**Teks yang Diberikan**
-->
Menu
/

Menulis novel terdiri dari novel anak, novel remaja dan novel dewasa. Umumnya novel dewasa akan bercerita mengenai kehidupan berkeluarga, profesi seseorang, atau mengulas masa lalu yang telah lama berlalu dan masih banyak lagi kisah yang ingin dibagi. Tentu jangkauan yang penulis tuju adalah pembaca dengan kisaran usia yang telah dibidik terlebih dahulu. Seperti novel The Photographer yang membidik cerita dibalik kamera. Kisah pertahanan mimpi dan cita-cita yang butuh pengorbanan dan perjuangan. 


Yuk, kita simak resensi novel the photographer.

**Bahan yang Disediakan**
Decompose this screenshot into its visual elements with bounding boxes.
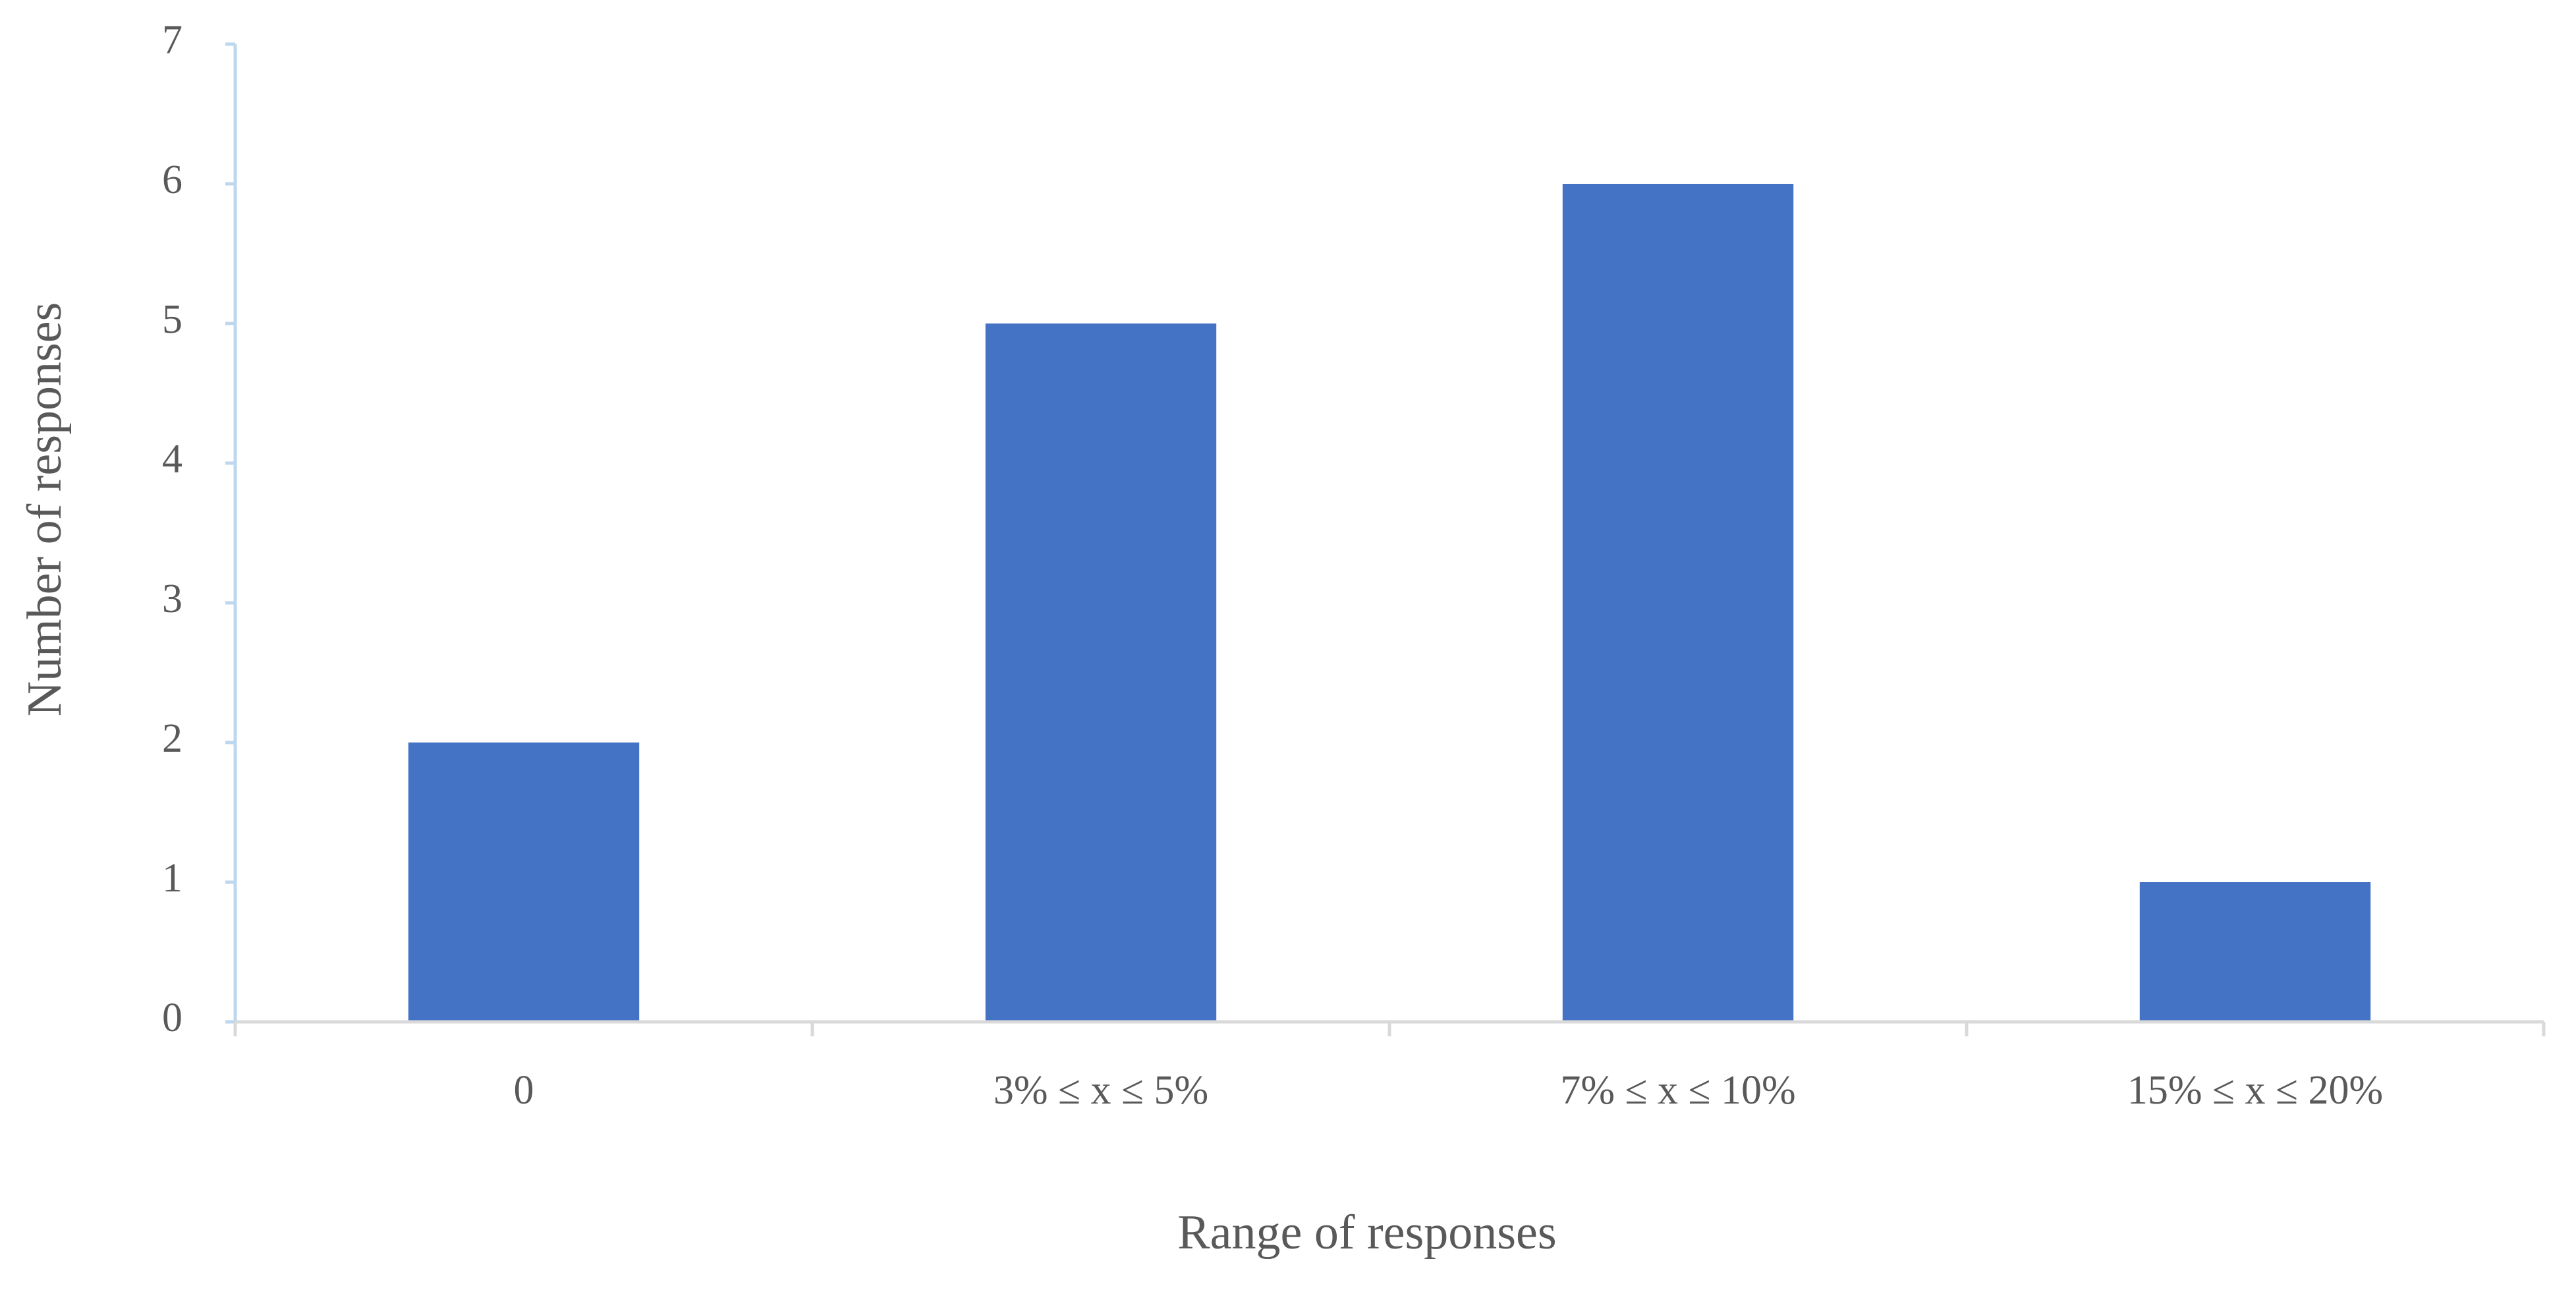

**Tugas yang Dikerjakan**
1/ Salin kata demi kata sebagian teks tentang novel. Mulai dari kata-kata "Menulis novel terdiri" dan berhenti setelah kata-kata "pengorbanan dan perjuangan.".
2/ Menurut teks tentang novel, novel dewasa umumnya bercerita mengenai apa saja?
3/ Tolong lanjutkan teks tentang novel mulai dari kalimat terakhirnya.

**Hasil Tiap Tugas**
1/
Menulis novel terdiri dari novel anak, novel remaja dan novel dewasa. Umumnya novel dewasa akan bercerita mengenai kehidupan berkeluarga, profesi seseorang, atau mengulas masa lalu yang telah lama berlalu dan masih banyak lagi kisah yang ingin dibagi. Tentu jangkauan yang penulis tuju adalah pembaca dengan kisaran usia yang telah dibidik terlebih dahulu. Seperti novel The Photographer yang membidik cerita dibalik kamera. Kisah pertahanan mimpi dan cita-cita yang butuh pengorbanan dan perjuangan.

2/ Kehidupan berkeluarga, profesi seseorang, atau masa lalu yang telah lama berlalu.

3/
Memiliki keluarga bahagia adalah impian semua orang. Suami, istri, anak adalah bagian yang saling melengkapi dalam kehidupan. Membangun cita-cita bersama hingga satu sama lain bisa saling membantu dan menyemangati. Sehingga visi misi yang telah ditetapkan bersama untuk menjadi keluarga bahagia dunia akhirat pun bisa tercapai dengan tim solid semua anggota keluarga. 

Namun, tidak semua keluarga bisa searah serta satu suara dalam pilihan. Sehingga lahir perbedaan yang membuat jurang perdebatan. Tak jarang menimbulkan konflik yang berkepanjangan. Masalah yang tidak pernah terselesaikan akan menjadi boomerang yang menakutkan. Jika tidak jalan untuk introspeksi memperbaiki hubungan maka jurang perpisahan semakin lebar. Seperti novel “The Photographer” karya Endang SSN yang menyajikan novel profesi dengan mengemas konflik keluarga, persahabatan dan semangat menggapai impian.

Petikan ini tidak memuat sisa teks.